### What to work on:
Only the number is wanted: how many lines contain the word "额定压力"?

### Collected data entries:
'''

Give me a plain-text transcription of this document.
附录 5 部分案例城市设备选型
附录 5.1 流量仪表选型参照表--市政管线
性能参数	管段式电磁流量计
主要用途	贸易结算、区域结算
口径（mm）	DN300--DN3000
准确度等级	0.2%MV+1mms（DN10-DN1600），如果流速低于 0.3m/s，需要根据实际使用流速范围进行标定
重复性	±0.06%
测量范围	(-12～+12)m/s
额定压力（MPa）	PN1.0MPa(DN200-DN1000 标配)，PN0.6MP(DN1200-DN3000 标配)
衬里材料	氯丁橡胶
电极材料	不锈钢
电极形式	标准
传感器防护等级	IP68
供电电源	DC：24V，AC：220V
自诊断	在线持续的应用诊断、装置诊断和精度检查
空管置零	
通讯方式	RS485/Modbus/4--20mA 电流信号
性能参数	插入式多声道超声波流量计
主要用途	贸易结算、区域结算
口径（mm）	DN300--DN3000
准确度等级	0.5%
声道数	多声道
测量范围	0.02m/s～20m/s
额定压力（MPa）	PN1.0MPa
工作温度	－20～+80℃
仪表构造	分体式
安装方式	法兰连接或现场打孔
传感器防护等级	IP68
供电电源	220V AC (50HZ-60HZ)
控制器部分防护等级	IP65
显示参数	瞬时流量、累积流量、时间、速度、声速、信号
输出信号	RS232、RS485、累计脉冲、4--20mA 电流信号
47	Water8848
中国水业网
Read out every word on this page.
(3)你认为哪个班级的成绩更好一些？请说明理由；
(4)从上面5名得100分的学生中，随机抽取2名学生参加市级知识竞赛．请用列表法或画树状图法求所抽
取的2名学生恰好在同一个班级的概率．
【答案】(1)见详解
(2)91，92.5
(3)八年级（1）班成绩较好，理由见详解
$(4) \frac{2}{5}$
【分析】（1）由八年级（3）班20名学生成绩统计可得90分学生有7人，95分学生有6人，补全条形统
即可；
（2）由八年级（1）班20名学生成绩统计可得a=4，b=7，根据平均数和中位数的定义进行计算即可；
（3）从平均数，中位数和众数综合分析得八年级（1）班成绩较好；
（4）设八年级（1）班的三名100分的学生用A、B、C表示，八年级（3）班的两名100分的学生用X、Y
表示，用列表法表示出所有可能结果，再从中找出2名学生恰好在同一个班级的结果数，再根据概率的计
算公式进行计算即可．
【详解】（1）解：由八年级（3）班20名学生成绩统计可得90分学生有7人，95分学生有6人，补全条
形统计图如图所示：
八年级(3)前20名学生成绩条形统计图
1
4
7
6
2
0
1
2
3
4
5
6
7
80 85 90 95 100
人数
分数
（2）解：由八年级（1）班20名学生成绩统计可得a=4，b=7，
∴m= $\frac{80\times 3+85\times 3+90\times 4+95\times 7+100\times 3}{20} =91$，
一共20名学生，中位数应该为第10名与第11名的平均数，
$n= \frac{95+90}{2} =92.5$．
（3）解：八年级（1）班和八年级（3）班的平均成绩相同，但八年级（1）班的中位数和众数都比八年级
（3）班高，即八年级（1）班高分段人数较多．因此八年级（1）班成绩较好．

'''

### Result below:
2